Brief: Copy all lines of the listing that include the string "области".

Data items:

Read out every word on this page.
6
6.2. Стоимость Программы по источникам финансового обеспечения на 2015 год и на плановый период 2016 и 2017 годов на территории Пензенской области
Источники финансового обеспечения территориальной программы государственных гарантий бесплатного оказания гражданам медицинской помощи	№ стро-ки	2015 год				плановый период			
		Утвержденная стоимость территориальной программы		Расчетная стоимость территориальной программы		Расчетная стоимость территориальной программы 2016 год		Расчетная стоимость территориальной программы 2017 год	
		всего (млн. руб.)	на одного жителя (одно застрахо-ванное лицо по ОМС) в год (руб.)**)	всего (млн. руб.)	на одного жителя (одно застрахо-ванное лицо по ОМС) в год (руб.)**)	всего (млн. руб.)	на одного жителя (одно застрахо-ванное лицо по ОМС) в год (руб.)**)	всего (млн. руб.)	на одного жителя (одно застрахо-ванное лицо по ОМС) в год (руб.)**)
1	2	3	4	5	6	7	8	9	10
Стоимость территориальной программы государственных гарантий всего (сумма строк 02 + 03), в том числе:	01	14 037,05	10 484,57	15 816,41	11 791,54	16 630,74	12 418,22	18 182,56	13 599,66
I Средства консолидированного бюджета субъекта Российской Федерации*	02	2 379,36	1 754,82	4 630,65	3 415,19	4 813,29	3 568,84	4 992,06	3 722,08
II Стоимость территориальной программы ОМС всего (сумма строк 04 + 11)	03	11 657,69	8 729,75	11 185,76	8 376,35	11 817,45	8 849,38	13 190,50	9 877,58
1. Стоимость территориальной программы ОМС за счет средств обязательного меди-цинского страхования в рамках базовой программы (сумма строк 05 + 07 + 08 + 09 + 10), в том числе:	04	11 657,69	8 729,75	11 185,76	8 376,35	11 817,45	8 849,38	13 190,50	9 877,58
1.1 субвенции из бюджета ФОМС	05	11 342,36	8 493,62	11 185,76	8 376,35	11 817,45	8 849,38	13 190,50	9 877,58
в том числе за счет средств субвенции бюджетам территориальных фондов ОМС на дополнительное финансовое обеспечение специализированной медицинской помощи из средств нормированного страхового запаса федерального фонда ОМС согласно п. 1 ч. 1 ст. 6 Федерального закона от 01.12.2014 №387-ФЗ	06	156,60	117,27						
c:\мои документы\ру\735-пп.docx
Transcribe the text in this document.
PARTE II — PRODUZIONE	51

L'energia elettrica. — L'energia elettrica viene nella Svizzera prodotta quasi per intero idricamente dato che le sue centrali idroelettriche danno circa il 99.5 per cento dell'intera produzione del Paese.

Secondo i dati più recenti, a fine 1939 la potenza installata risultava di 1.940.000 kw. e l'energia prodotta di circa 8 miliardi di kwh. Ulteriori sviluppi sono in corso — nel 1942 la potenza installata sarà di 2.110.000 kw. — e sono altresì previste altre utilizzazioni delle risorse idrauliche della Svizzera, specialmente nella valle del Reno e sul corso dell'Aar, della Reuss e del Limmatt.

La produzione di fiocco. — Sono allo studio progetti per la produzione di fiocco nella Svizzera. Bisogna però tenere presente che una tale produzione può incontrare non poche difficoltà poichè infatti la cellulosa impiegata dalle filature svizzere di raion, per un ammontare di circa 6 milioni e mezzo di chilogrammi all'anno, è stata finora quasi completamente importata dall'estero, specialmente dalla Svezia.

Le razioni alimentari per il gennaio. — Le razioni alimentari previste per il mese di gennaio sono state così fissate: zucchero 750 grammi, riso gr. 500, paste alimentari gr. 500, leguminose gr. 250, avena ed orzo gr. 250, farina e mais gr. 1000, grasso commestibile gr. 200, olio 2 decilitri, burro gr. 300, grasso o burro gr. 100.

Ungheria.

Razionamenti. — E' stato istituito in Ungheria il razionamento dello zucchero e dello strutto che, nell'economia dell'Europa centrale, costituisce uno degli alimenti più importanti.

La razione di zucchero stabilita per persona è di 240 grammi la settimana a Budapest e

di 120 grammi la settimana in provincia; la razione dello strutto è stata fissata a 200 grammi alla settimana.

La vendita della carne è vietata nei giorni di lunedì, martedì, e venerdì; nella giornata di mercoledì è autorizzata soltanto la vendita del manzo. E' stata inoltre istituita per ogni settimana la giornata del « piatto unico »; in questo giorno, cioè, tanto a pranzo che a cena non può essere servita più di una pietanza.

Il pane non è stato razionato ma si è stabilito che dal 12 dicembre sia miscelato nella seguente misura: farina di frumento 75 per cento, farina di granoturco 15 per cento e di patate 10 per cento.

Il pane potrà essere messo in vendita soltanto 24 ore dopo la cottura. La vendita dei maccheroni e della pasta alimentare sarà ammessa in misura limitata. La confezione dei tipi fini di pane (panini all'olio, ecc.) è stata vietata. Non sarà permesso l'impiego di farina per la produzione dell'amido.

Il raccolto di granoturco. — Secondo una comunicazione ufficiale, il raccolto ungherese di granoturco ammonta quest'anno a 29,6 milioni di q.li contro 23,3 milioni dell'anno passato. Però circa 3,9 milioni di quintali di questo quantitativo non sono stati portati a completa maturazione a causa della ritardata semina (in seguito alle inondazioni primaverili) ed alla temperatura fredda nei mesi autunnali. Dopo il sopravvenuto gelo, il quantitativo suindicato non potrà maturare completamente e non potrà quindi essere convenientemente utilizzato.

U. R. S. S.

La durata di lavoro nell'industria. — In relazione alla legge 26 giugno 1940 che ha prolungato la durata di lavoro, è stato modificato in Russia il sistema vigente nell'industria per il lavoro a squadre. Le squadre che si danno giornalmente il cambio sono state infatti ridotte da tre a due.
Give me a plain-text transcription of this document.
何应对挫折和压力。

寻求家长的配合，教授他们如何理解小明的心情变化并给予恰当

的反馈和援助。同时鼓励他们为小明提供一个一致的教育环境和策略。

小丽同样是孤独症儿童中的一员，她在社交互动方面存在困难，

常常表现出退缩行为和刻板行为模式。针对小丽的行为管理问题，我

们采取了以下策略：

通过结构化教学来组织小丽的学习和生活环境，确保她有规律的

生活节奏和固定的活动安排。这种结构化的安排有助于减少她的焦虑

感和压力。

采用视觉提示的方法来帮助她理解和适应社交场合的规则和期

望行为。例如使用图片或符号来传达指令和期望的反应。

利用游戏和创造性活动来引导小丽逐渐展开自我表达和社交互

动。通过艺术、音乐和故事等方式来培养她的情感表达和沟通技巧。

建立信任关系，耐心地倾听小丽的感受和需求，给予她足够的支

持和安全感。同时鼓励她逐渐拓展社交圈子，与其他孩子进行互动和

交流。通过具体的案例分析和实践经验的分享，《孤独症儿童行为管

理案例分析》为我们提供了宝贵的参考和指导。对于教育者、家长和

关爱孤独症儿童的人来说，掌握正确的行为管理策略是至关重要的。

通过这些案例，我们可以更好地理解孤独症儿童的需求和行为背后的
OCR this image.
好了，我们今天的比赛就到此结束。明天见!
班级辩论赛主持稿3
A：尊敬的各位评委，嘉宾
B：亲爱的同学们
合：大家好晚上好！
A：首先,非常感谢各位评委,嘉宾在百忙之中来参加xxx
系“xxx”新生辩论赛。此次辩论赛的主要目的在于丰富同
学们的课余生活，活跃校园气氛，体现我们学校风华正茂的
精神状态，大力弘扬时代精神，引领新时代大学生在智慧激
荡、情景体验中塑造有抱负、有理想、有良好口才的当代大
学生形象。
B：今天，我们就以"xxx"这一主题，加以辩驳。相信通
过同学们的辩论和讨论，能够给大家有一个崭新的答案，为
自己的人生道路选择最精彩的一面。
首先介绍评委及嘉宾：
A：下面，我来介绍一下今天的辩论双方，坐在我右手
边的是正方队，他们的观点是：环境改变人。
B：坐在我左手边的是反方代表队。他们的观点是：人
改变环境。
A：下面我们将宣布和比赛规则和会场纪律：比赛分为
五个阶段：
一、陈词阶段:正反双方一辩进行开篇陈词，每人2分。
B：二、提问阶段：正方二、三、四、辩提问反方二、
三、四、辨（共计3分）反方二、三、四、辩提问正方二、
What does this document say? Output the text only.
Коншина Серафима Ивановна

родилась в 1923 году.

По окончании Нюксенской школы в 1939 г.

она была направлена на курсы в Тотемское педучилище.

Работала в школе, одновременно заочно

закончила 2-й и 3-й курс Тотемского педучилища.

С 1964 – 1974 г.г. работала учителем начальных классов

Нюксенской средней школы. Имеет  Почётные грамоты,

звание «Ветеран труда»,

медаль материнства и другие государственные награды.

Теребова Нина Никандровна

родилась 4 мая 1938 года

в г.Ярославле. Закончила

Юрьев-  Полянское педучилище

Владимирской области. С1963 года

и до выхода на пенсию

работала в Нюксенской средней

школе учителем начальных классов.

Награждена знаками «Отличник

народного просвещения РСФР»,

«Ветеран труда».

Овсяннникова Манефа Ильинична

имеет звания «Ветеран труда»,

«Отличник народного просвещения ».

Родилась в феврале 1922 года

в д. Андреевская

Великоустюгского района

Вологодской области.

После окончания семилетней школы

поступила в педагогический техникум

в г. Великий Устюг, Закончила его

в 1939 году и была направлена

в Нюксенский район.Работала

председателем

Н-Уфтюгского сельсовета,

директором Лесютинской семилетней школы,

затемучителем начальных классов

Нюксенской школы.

Problem solution:
6.2. Стоимость Программы по источникам финансового обеспечения на 2015 год и на плановый период 2016 и 2017 годов на территории Пензенской области
Владимирской области. С1963 года
Вологодской области.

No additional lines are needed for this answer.